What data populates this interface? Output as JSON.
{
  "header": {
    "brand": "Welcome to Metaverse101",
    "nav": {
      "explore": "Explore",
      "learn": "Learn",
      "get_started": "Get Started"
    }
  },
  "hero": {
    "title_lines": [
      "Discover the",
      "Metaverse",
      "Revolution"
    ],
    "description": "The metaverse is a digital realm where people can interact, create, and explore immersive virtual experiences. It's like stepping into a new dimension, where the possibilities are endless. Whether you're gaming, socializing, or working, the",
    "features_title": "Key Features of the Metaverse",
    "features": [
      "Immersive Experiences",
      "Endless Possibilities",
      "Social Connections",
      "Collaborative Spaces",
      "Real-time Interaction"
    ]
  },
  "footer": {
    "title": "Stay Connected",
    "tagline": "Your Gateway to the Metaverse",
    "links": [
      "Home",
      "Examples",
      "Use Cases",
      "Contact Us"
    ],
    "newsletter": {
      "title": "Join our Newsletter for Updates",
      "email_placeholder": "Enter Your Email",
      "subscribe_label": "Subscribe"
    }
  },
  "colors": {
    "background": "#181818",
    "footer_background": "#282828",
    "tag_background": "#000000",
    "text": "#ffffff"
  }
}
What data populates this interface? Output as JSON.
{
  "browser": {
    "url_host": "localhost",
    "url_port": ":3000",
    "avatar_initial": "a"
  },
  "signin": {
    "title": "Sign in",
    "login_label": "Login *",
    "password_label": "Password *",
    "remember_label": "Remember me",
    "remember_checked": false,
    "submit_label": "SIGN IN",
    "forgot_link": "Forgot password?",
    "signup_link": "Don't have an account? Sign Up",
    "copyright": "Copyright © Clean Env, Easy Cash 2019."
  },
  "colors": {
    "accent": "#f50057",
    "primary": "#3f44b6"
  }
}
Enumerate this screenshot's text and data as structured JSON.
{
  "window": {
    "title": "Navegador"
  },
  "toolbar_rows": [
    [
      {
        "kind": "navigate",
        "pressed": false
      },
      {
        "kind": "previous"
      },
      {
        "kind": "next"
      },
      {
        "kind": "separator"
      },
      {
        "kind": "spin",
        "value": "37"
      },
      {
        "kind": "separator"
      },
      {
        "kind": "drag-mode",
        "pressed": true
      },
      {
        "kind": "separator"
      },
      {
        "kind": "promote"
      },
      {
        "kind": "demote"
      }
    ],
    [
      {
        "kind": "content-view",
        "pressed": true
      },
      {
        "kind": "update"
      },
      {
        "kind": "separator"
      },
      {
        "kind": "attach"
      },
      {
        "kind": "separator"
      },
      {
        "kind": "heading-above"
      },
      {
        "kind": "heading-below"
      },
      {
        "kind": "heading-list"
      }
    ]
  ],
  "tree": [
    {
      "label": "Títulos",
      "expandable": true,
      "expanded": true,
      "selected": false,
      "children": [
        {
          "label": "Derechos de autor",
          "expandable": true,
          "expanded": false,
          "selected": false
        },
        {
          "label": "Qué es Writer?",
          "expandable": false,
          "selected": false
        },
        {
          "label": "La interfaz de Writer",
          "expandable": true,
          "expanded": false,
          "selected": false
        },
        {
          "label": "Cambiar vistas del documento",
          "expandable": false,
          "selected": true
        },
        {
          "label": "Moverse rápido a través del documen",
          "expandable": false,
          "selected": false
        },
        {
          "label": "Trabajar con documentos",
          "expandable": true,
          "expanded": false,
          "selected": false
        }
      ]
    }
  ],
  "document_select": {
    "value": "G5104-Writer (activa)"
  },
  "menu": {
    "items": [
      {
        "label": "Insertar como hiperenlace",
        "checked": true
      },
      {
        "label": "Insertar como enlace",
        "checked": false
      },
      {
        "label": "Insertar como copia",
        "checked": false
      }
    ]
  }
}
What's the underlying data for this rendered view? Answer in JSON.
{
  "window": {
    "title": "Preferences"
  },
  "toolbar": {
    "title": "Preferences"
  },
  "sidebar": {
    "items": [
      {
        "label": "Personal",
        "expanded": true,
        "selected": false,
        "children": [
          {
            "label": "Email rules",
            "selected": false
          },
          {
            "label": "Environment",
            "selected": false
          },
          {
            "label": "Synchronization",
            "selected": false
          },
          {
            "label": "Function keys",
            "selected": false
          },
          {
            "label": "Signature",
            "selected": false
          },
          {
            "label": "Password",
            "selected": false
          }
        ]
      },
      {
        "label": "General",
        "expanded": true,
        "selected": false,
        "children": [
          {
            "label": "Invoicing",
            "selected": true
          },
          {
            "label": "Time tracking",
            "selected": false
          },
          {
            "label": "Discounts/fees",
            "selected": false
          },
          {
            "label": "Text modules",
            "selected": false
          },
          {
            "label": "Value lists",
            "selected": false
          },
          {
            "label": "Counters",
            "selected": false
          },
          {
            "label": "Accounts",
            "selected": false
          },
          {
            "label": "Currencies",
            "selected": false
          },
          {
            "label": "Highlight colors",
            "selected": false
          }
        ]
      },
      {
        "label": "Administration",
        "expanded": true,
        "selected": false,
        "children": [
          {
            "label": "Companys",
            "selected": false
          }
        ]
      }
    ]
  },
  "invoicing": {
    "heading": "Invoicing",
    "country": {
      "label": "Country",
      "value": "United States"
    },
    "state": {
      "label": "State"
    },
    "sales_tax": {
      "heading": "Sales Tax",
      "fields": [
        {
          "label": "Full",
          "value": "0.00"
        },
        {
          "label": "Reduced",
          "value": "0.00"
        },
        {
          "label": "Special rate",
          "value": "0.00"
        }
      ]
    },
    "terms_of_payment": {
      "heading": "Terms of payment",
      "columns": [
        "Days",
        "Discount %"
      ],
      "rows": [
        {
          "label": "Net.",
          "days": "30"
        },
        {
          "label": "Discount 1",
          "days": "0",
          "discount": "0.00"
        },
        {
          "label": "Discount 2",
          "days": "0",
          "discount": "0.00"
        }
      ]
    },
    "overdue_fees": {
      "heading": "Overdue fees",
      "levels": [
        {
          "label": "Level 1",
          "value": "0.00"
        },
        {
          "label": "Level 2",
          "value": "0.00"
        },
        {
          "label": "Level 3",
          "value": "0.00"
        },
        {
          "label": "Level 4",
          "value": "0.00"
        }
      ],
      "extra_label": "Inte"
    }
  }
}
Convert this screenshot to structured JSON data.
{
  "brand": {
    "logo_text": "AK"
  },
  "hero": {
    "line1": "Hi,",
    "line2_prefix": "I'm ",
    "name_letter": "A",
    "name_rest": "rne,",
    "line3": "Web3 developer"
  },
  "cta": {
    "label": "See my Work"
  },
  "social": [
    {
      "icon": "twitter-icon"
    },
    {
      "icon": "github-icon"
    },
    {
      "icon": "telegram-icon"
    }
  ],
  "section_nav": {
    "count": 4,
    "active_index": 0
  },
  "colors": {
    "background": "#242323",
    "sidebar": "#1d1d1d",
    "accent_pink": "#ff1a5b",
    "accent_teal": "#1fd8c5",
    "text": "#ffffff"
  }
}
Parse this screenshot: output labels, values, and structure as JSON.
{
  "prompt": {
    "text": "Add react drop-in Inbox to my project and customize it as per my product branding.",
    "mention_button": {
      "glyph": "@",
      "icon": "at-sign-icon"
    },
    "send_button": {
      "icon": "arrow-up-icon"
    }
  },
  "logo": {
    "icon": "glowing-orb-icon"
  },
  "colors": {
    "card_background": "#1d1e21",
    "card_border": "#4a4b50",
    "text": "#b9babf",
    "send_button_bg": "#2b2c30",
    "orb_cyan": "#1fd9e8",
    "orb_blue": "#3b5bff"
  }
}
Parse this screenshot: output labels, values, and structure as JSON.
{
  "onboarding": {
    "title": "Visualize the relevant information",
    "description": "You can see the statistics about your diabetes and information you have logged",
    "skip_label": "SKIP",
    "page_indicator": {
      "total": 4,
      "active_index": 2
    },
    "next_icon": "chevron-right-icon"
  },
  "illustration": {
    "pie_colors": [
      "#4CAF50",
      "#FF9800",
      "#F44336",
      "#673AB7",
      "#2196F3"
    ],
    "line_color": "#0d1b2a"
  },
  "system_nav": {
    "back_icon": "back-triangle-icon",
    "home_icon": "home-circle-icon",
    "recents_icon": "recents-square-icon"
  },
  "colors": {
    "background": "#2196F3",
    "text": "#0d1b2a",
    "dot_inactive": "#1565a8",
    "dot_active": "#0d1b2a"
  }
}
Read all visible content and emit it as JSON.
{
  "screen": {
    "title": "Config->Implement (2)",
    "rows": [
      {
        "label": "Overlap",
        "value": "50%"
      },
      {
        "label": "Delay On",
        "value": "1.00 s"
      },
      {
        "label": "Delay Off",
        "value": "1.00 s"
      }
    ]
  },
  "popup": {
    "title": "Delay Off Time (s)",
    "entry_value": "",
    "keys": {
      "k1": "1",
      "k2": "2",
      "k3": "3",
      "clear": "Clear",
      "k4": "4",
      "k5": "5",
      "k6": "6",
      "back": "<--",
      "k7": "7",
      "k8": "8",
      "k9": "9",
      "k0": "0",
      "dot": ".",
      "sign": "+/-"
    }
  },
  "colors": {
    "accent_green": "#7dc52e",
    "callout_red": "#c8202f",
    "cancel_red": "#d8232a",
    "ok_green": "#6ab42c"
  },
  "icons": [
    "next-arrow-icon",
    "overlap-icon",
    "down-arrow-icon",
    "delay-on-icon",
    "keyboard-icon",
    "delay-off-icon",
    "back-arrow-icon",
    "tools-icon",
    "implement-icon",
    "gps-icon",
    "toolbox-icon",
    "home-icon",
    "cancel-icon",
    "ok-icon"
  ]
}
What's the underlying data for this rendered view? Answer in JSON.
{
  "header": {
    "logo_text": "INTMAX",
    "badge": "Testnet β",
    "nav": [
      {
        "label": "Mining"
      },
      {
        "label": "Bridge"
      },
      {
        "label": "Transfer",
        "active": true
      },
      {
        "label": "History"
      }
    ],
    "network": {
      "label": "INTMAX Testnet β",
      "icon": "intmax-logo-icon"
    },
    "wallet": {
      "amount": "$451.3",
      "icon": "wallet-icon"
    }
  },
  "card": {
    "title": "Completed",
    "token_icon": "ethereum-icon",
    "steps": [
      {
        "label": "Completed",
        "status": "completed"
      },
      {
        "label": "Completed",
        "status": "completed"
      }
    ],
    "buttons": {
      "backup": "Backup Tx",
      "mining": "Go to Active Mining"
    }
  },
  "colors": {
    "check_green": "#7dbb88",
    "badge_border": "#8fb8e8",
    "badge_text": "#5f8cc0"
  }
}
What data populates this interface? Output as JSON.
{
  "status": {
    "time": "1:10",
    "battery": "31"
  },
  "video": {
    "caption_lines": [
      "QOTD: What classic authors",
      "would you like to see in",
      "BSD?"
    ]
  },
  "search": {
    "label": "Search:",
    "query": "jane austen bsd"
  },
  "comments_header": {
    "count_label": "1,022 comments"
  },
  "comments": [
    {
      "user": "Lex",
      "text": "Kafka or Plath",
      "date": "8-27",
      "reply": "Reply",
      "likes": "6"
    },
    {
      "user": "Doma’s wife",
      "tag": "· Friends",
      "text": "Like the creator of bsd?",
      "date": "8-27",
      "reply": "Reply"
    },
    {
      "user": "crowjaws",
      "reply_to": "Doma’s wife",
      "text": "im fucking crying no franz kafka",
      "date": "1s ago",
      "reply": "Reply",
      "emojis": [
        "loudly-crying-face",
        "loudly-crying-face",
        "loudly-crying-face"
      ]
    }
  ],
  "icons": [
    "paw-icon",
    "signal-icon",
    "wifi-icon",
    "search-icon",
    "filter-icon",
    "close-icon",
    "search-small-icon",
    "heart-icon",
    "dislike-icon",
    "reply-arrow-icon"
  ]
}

***

Among the entries, how many lines contain the string "structured"? Give the number without anything else.

_Answer to the task_
2